VIA EDGAR, FACSIMILE AND ELECTRONIC MAIL
 
Tiffany Piland Posil
Special Counsel
United States Securities and Exchange Commission
Office of Mergers and Acquisitions
Mail Stop 3628
100 F Street, N.E.
Washington, D.C. 20549

 
Re:
Rovi Corporation
 
Soliciting Material on Schedule 14A filed by Engaged Capital Master Feeder I, LP, Engaged Capital Master Feeder II, LP, Engaged Capital I, LP, Engaged Capital I Offshore, Ltd., Engaged Capital II, LP, Engaged Capital II Offshore Ltd., Engaged Capital, LLC, Engaged Capital Holdings, LLC, Glenn W. Welling, David Lockwood, Raghavendra Rau and Philip A. Vachon
 
Filed March 12, 2015
 
File No. 000-53413

Dear Ms. Posil:
 
We acknowledge receipt of the comment letter of the Staff (the “Staff”) of the U.S. Securities and Exchange Commission (the “Commission”) dated March 16, 2015 (the “Staff Letter”) with regard to the above-referenced matter filed on March 12, 2015 (the “Engaged Capital Materials”).  We have reviewed the Staff Letter with our client, Engaged Capital, LLC and the other participants in its solicitation (collectively, “Engaged Capital”), and provide the following responses on Engaged Capital’s behalf.  For ease of reference, the comments in the Staff Letter are reproduced in italicized form below.  Terms that are not otherwise defined have the meanings ascribed to them in the Engaged Capital Materials.
 
General
 
1.
We note your statements that “we are highly confident of success” and “this path will lead to the removal of current directors.” Please refrain from making claims regarding the results of the solicitation. See Note d. to Rule 14a-9.
 
   
   
O L S H A N   F R O M E   W O L O S K Y   L L P
WWW.OLSHANLAW.COM
 
 
 

 
March 24, 2015
Page 2
 
Engaged Capital acknowledges the Staff’s comment and does not believe the referenced statements are a prediction of the results of the solicitation by Engaged Capital.  Engaged Capital confirms that it will refrain from making claims that would be considered a prediction of the results of the solicitation in future filings.
 
2.
Each statement or assertion of opinion or belief must be clearly characterized as such, and a reasonable factual basis must exist for such opinion or belief. Support for opinions or beliefs should be self-evident, disclosed in soliciting materials, or provided to the staff on a supplemental basis. Please qualify the following types of statements as your belief in future filings, and provide supplemental support for these particular statements with your response:
 
 
·
“... though the incumbent Board’s track record would provide no defense in the case of the latter.”

• • • • •

## Challenges
**1.** List every individual person named among the filers in the "Re:" section of the letter to the SEC.
**2.** Carry on the letter to the SEC from the point where it stops.

## Data excerpt
• • • • •

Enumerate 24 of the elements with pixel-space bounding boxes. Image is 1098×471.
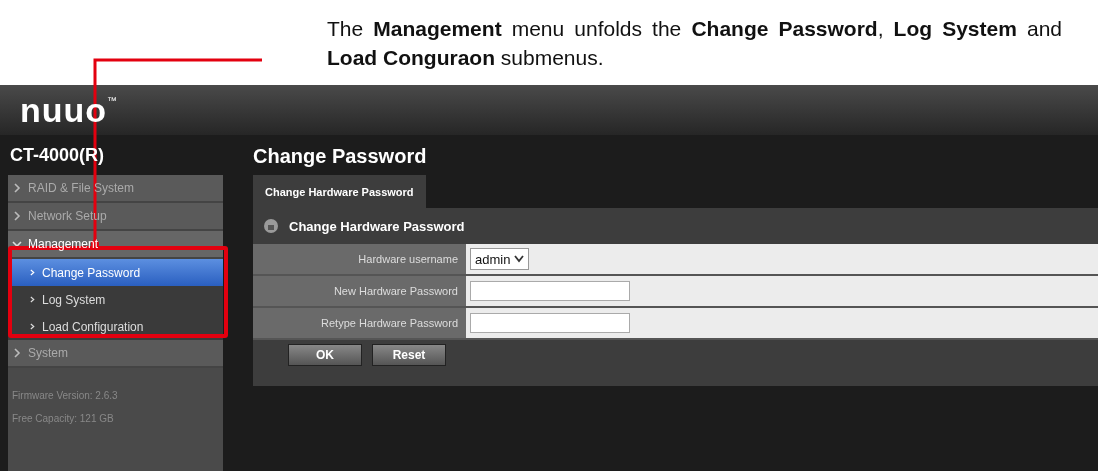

• • • • •

## Expected results
**1.** Glenn W. Welling, David Lockwood, Raghavendra Rau, Philip A. Vachon

**2.**
 
 
·
“ ... the current Board’s indefensible track record of value destruction.”
 
Engaged Capital acknowledges the Staff’s comment and confirms that it will qualify its statements of belief as such in future filings. Engaged Capital provides the following supplemental information in support of its stated beliefs regarding the incumbent Board’s track record of value destruction.
 
The table below provides Rovi’s shareholder returns over the past one-, three- and five-year periods, which chronicles the incumbent Board’s history of value destruction.
 
 
 
Furthermore, the following table demonstrates that Rovi incurred a loss of over $700 million on its December 2010 acquisition of Sonic Solutions, which is especially troubling given Rovi has a market cap of approximately $2 billion.
 
 
 

 
March 24, 2015
Page 3
 
 
3.
Please confirm, if true, that you have described each participant’s indirect interests by security holdings or otherwise. In that regard, we note that the disclosure only addresses the direct interests of Messrs. Lockwood, Rau and Vachon. If you have not done so, please provide this disclosure in your next filing of soliciting material pursuant to Rule 14a-12. See Rule 14a-12(a)(1)(i).
 
Engaged Capital acknowledges the Staff’s comment and confirms that it has described each participant’s indirect interests by security holdings or otherwise. Messrs. Lockwood, Rau and Vachon do not have any indirect interests to be disclosed.
 
*            *     *     *     *
 
In connection with responding to the Staff’s comments, a certificate signed by each of the participants containing the three acknowledgments requested by the Staff is attached hereto.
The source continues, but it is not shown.